begin Task input
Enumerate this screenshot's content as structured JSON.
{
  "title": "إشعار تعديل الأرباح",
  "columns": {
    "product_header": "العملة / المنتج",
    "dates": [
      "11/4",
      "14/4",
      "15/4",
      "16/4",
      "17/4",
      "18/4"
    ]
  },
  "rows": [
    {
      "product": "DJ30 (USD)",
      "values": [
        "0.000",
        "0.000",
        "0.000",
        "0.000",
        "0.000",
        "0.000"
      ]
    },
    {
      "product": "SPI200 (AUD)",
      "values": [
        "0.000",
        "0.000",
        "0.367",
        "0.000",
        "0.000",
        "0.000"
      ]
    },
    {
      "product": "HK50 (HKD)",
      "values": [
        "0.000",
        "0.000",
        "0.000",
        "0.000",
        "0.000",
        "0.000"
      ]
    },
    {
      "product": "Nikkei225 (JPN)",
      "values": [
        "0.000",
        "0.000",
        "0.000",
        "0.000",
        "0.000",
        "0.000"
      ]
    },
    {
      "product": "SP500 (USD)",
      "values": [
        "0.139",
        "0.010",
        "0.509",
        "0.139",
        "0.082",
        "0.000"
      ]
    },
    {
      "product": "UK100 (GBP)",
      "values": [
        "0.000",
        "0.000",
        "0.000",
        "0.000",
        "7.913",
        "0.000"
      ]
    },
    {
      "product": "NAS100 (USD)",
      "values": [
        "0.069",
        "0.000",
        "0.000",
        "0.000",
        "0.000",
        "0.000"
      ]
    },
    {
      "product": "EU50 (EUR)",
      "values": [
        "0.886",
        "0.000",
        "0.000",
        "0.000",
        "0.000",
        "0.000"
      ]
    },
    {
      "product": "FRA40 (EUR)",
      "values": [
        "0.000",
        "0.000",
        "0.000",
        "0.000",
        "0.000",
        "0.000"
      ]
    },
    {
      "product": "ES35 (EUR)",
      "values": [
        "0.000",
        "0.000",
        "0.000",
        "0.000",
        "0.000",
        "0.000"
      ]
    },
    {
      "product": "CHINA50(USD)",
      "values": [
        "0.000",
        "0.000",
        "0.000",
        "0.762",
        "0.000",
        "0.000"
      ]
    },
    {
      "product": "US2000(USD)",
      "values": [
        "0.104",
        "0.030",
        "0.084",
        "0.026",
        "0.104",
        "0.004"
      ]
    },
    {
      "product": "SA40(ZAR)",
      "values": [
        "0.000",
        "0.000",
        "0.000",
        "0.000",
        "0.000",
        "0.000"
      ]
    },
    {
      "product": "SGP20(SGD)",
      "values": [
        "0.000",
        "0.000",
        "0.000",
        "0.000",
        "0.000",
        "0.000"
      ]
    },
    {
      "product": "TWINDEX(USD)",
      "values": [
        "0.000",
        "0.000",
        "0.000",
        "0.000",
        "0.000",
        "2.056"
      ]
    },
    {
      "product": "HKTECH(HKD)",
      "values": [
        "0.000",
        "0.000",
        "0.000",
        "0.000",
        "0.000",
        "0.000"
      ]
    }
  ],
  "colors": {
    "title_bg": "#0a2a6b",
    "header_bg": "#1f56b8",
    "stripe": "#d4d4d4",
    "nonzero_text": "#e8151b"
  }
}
end Task input
Exercise goal
Restate the whole listing exactly.

Result
Enumerate this screenshot's content as structured JSON.
{
  "title": "إشعار تعديل الأرباح",
  "columns": {
    "product_header": "العملة / المنتج",
    "dates": [
      "11/4",
      "14/4",
      "15/4",
      "16/4",
      "17/4",
      "18/4"
    ]
  },
  "rows": [
    {
      "product": "DJ30 (USD)",
      "values": [
        "0.000",
        "0.000",
        "0.000",
        "0.000",
        "0.000",
        "0.000"
      ]
    },
    {
      "product": "SPI200 (AUD)",
      "values": [
        "0.000",
        "0.000",
        "0.367",
        "0.000",
        "0.000",
        "0.000"
      ]
    },
    {
      "product": "HK50 (HKD)",
      "values": [
        "0.000",
        "0.000",
        "0.000",
        "0.000",
        "0.000",
        "0.000"
      ]
    },
    {
      "product": "Nikkei225 (JPN)",
      "values": [
        "0.000",
        "0.000",
        "0.000",
        "0.000",
        "0.000",
        "0.000"
      ]
    },
    {
      "product": "SP500 (USD)",
      "values": [
        "0.139",
        "0.010",
        "0.509",
        "0.139",
        "0.082",
        "0.000"
      ]
    },
    {
      "product": "UK100 (GBP)",
      "values": [
        "0.000",
        "0.000",
        "0.000",
        "0.000",
        "7.913",
        "0.000"
      ]
    },
    {
      "product": "NAS100 (USD)",
      "values": [
        "0.069",
        "0.000",
        "0.000",
        "0.000",
        "0.000",
        "0.000"
      ]
    },
    {
      "product": "EU50 (EUR)",
      "values": [
        "0.886",
        "0.000",
        "0.000",
        "0.000",
        "0.000",
        "0.000"
      ]
    },
    {
      "product": "FRA40 (EUR)",
      "values": [
        "0.000",
        "0.000",
        "0.000",
        "0.000",
        "0.000",
        "0.000"
      ]
    },
    {
      "product": "ES35 (EUR)",
      "values": [
        "0.000",
        "0.000",
        "0.000",
        "0.000",
        "0.000",
        "0.000"
      ]
    },
    {
      "product": "CHINA50(USD)",
      "values": [
        "0.000",
        "0.000",
        "0.000",
        "0.762",
        "0.000",
        "0.000"
      ]
    },
    {
      "product": "US2000(USD)",
      "values": [
        "0.104",
        "0.030",
        "0.084",
        "0.026",
        "0.104",
        "0.004"
      ]
    },
    {
      "product": "SA40(ZAR)",
      "values": [
        "0.000",
        "0.000",
        "0.000",
        "0.000",
        "0.000",
        "0.000"
      ]
    },
    {
      "product": "SGP20(SGD)",
      "values": [
        "0.000",
        "0.000",
        "0.000",
        "0.000",
        "0.000",
        "0.000"
      ]
    },
    {
      "product": "TWINDEX(USD)",
      "values": [
        "0.000",
        "0.000",
        "0.000",
        "0.000",
        "0.000",
        "2.056"
      ]
    },
    {
      "product": "HKTECH(HKD)",
      "values": [
        "0.000",
        "0.000",
        "0.000",
        "0.000",
        "0.000",
        "0.000"
      ]
    }
  ],
  "colors": {
    "title_bg": "#0a2a6b",
    "header_bg": "#1f56b8",
    "stripe": "#d4d4d4",
    "nonzero_text": "#e8151b"
  }
}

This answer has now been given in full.